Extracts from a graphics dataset
— Begin —
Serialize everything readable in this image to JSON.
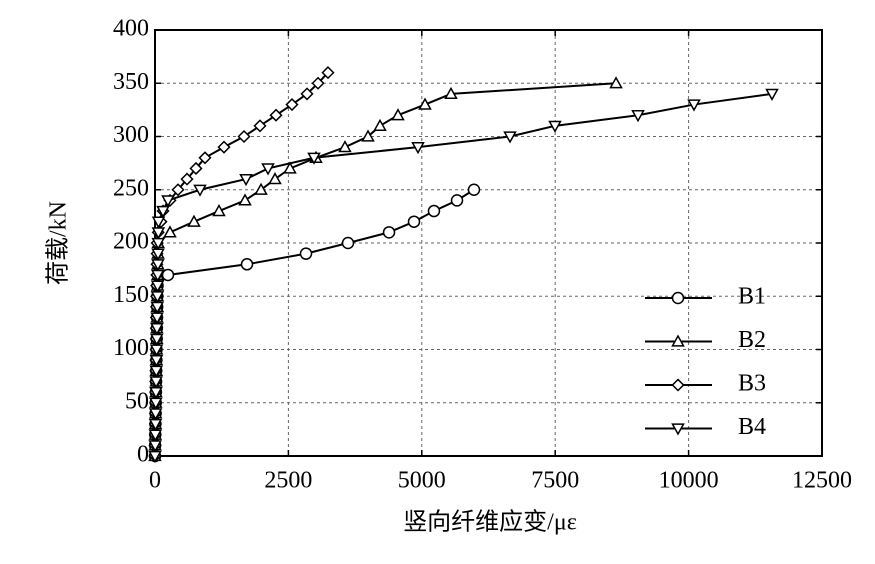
{
  "chart_data": {
    "type": "line",
    "x_label": "竖向纤维应变/με",
    "y_label": "荷载/kN",
    "xlim": [
      0,
      12500
    ],
    "xticks": [
      0,
      2500,
      5000,
      7500,
      10000,
      12500
    ],
    "ylim": [
      0,
      400
    ],
    "yticks": [
      0,
      50,
      100,
      150,
      200,
      250,
      300,
      350,
      400
    ],
    "grid": true,
    "legend": "lower right",
    "series": [
      {
        "name": "B1",
        "color": "#000000",
        "marker": "circle",
        "x": [
          0,
          2,
          5,
          8,
          11,
          14,
          17,
          20,
          23,
          26,
          29,
          32,
          35,
          38,
          41,
          44,
          47,
          243,
          1724,
          2830,
          3617,
          4386,
          4854,
          5228,
          5660,
          5978
        ],
        "values": [
          0,
          10,
          20,
          30,
          40,
          50,
          60,
          70,
          80,
          90,
          100,
          110,
          120,
          130,
          140,
          150,
          160,
          170,
          180,
          190,
          200,
          210,
          220,
          230,
          240,
          250
        ]
      },
      {
        "name": "B2",
        "color": "#000000",
        "marker": "triangle-up",
        "x": [
          0,
          3,
          6,
          9,
          12,
          15,
          18,
          21,
          24,
          27,
          30,
          33,
          36,
          39,
          42,
          45,
          48,
          51,
          54,
          57,
          60,
          281,
          731,
          1199,
          1687,
          1987,
          2249,
          2530,
          3017,
          3560,
          3992,
          4217,
          4554,
          5060,
          5547,
          8640
        ],
        "values": [
          0,
          10,
          20,
          30,
          40,
          50,
          60,
          70,
          80,
          90,
          100,
          110,
          120,
          130,
          140,
          150,
          160,
          170,
          180,
          190,
          200,
          210,
          220,
          230,
          240,
          250,
          260,
          270,
          280,
          290,
          300,
          310,
          320,
          330,
          340,
          350
        ]
      },
      {
        "name": "B3",
        "color": "#000000",
        "marker": "diamond",
        "x": [
          0,
          2,
          4,
          6,
          8,
          10,
          12,
          14,
          16,
          18,
          20,
          22,
          24,
          26,
          28,
          30,
          32,
          34,
          36,
          38,
          40,
          60,
          112,
          150,
          281,
          431,
          600,
          768,
          937,
          1293,
          1668,
          1968,
          2268,
          2567,
          2849,
          3055,
          3242
        ],
        "values": [
          0,
          10,
          20,
          30,
          40,
          50,
          60,
          70,
          80,
          90,
          100,
          110,
          120,
          130,
          140,
          150,
          160,
          170,
          180,
          190,
          200,
          210,
          220,
          230,
          240,
          250,
          260,
          270,
          280,
          290,
          300,
          310,
          320,
          330,
          340,
          350,
          360
        ]
      },
      {
        "name": "B4",
        "color": "#000000",
        "marker": "triangle-down",
        "x": [
          0,
          3,
          6,
          9,
          12,
          15,
          18,
          21,
          24,
          27,
          30,
          33,
          36,
          39,
          42,
          45,
          48,
          51,
          54,
          57,
          60,
          63,
          66,
          150,
          243,
          843,
          1705,
          2118,
          2980,
          4929,
          6653,
          7496,
          9052,
          10101,
          11563
        ],
        "values": [
          0,
          10,
          20,
          30,
          40,
          50,
          60,
          70,
          80,
          90,
          100,
          110,
          120,
          130,
          140,
          150,
          160,
          170,
          180,
          190,
          200,
          210,
          220,
          230,
          240,
          250,
          260,
          270,
          280,
          290,
          300,
          310,
          320,
          330,
          340
        ]
      }
    ]
  }
}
— End —
◆ REQUIREMENT:
Copy every line of the listing that contains the word "triangle".

◆ CORRECT OUTPUT:
        "marker": "triangle-up",
        "marker": "triangle-down",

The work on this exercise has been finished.